EXERCISE AIM ▸
Each entry below is to be duplicated verbatim.

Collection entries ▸
┌──
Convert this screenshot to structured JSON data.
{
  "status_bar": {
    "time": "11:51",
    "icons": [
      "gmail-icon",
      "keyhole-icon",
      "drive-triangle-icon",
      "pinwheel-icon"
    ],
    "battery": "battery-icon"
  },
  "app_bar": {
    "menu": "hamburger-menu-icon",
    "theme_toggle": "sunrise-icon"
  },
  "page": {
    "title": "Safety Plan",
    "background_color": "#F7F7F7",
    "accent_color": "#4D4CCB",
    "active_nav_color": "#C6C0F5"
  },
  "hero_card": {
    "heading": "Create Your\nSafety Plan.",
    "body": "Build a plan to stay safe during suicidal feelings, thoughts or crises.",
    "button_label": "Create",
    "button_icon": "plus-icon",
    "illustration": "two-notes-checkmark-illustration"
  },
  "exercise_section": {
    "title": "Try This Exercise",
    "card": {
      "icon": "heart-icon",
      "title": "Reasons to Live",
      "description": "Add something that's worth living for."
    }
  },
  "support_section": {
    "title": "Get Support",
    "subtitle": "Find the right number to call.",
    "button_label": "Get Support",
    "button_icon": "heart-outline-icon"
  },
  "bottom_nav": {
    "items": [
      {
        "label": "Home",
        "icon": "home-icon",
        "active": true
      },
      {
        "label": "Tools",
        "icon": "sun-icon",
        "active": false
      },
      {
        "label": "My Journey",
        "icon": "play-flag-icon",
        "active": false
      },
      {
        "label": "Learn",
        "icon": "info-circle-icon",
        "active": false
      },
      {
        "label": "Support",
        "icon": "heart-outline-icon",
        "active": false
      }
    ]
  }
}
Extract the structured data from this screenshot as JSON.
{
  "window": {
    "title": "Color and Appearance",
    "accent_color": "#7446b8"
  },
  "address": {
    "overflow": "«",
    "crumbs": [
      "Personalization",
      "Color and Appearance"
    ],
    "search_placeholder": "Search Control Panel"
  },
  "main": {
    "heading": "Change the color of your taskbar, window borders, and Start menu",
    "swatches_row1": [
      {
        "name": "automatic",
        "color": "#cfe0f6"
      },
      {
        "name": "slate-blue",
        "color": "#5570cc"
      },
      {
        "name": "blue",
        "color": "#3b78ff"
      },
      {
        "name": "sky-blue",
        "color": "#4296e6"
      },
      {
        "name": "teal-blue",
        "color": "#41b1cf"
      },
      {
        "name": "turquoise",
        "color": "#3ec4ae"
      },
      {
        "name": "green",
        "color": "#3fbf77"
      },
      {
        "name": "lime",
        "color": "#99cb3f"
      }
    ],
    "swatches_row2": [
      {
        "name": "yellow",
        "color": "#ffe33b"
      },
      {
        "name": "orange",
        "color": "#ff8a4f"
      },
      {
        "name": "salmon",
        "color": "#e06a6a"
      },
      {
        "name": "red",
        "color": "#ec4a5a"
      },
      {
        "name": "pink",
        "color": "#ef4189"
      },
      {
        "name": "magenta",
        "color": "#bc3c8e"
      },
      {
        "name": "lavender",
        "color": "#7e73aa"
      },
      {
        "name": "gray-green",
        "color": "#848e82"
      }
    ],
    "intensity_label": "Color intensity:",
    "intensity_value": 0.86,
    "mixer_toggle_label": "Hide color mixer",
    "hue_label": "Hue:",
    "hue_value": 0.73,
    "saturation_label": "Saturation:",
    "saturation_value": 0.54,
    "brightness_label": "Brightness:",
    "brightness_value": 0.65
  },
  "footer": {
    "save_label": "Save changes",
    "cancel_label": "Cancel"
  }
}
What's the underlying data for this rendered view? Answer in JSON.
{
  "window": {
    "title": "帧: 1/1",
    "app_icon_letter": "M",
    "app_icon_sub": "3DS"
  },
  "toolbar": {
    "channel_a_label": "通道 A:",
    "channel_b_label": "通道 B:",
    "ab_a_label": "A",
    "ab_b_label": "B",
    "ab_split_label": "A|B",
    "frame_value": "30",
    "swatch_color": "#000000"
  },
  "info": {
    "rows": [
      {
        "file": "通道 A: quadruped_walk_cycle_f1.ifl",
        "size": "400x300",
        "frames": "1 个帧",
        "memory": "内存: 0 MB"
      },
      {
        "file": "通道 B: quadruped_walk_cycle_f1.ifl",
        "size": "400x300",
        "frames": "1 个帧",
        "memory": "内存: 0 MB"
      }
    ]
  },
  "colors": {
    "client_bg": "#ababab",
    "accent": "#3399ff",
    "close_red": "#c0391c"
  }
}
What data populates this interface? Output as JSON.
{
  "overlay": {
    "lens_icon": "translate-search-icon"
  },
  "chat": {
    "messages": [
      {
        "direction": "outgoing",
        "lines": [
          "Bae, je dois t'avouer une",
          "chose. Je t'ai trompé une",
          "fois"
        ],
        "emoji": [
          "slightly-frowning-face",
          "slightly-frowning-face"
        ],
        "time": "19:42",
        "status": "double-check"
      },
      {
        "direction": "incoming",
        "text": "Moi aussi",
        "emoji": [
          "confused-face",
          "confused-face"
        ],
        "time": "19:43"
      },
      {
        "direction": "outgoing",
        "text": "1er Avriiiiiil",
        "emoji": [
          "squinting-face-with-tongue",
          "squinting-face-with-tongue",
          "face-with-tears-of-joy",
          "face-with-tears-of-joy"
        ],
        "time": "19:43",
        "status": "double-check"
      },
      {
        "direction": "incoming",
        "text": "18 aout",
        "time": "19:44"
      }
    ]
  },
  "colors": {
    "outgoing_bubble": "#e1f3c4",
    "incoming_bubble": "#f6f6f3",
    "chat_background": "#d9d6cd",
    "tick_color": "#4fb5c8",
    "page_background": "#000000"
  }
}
└──
EXPECTED ANSWER ▸
Convert this screenshot to structured JSON data.
{
  "status_bar": {
    "time": "11:51",
    "icons": [
      "gmail-icon",
      "keyhole-icon",
      "drive-triangle-icon",
      "pinwheel-icon"
    ],
    "battery": "battery-icon"
  },
  "app_bar": {
    "menu": "hamburger-menu-icon",
    "theme_toggle": "sunrise-icon"
  },
  "page": {
    "title": "Safety Plan",
    "background_color": "#F7F7F7",
    "accent_color": "#4D4CCB",
    "active_nav_color": "#C6C0F5"
  },
  "hero_card": {
    "heading": "Create Your\nSafety Plan.",
    "body": "Build a plan to stay safe during suicidal feelings, thoughts or crises.",
    "button_label": "Create",
    "button_icon": "plus-icon",
    "illustration": "two-notes-checkmark-illustration"
  },
  "exercise_section": {
    "title": "Try This Exercise",
    "card": {
      "icon": "heart-icon",
      "title": "Reasons to Live",
      "description": "Add something that's worth living for."
    }
  },
  "support_section": {
    "title": "Get Support",
    "subtitle": "Find the right number to call.",
    "button_label": "Get Support",
    "button_icon": "heart-outline-icon"
  },
  "bottom_nav": {
    "items": [
      {
        "label": "Home",
        "icon": "home-icon",
        "active": true
      },
      {
        "label": "Tools",
        "icon": "sun-icon",
        "active": false
      },
      {
        "label": "My Journey",
        "icon": "play-flag-icon",
        "active": false
      },
      {
        "label": "Learn",
        "icon": "info-circle-icon",
        "active": false
      },
      {
        "label": "Support",
        "icon": "heart-outline-icon",
        "active": false
      }
    ]
  }
}
Extract the structured data from this screenshot as JSON.
{
  "window": {
    "title": "Color and Appearance",
    "accent_color": "#7446b8"
  },
  "address": {
    "overflow": "«",
    "crumbs": [
      "Personalization",
      "Color and Appearance"
    ],
    "search_placeholder": "Search Control Panel"
  },
  "main": {
    "heading": "Change the color of your taskbar, window borders, and Start menu",
    "swatches_row1": [
      {
        "name": "automatic",
        "color": "#cfe0f6"
      },
      {
        "name": "slate-blue",
        "color": "#5570cc"
      },
      {
        "name": "blue",
        "color": "#3b78ff"
      },
      {
        "name": "sky-blue",
        "color": "#4296e6"
      },
      {
        "name": "teal-blue",
        "color": "#41b1cf"
      },
      {
        "name": "turquoise",
        "color": "#3ec4ae"
      },
      {
        "name": "green",
        "color": "#3fbf77"
      },
      {
        "name": "lime",
        "color": "#99cb3f"
      }
    ],
    "swatches_row2": [
      {
        "name": "yellow",
        "color": "#ffe33b"
      },
      {
        "name": "orange",
        "color": "#ff8a4f"
      },
      {
        "name": "salmon",
        "color": "#e06a6a"
      },
      {
        "name": "red",
        "color": "#ec4a5a"
      },
      {
        "name": "pink",
        "color": "#ef4189"
      },
      {
        "name": "magenta",
        "color": "#bc3c8e"
      },
      {
        "name": "lavender",
        "color": "#7e73aa"
      },
      {
        "name": "gray-green",
        "color": "#848e82"
      }
    ],
    "intensity_label": "Color intensity:",
    "intensity_value": 0.86,
    "mixer_toggle_label": "Hide color mixer",
    "hue_label": "Hue:",
    "hue_value": 0.73,
    "saturation_label": "Saturation:",
    "saturation_value": 0.54,
    "brightness_label": "Brightness:",
    "brightness_value": 0.65
  },
  "footer": {
    "save_label": "Save changes",
    "cancel_label": "Cancel"
  }
}
What's the underlying data for this rendered view? Answer in JSON.
{
  "window": {
    "title": "帧: 1/1",
    "app_icon_letter": "M",
    "app_icon_sub": "3DS"
  },
  "toolbar": {
    "channel_a_label": "通道 A:",
    "channel_b_label": "通道 B:",
    "ab_a_label": "A",
    "ab_b_label": "B",
    "ab_split_label": "A|B",
    "frame_value": "30",
    "swatch_color": "#000000"
  },
  "info": {
    "rows": [
      {
        "file": "通道 A: quadruped_walk_cycle_f1.ifl",
        "size": "400x300",
        "frames": "1 个帧",
        "memory": "内存: 0 MB"
      },
      {
        "file": "通道 B: quadruped_walk_cycle_f1.ifl",
        "size": "400x300",
        "frames": "1 个帧",
        "memory": "内存: 0 MB"
      }
    ]
  },
  "colors": {
    "client_bg": "#ababab",
    "accent": "#3399ff",
    "close_red": "#c0391c"
  }
}
What data populates this interface? Output as JSON.
{
  "overlay": {
    "lens_icon": "translate-search-icon"
  },
  "chat": {
    "messages": [
      {
        "direction": "outgoing",
        "lines": [
          "Bae, je dois t'avouer une",
          "chose. Je t'ai trompé une",
          "fois"
        ],
        "emoji": [
          "slightly-frowning-face",
          "slightly-frowning-face"
        ],
        "time": "19:42",
        "status": "double-check"
      },
      {
        "direction": "incoming",
        "text": "Moi aussi",
        "emoji": [
          "confused-face",
          "confused-face"
        ],
        "time": "19:43"
      },
      {
        "direction": "outgoing",
        "text": "1er Avriiiiiil",
        "emoji": [
          "squinting-face-with-tongue",
          "squinting-face-with-tongue",
          "face-with-tears-of-joy",
          "face-with-tears-of-joy"
        ],
        "time": "19:43",
        "status": "double-check"
      },
      {
        "direction": "incoming",
        "text": "18 aout",
        "time": "19:44"
      }
    ]
  },
  "colors": {
    "outgoing_bubble": "#e1f3c4",
    "incoming_bubble": "#f6f6f3",
    "chat_background": "#d9d6cd",
    "tick_color": "#4fb5c8",
    "page_background": "#000000"
  }
}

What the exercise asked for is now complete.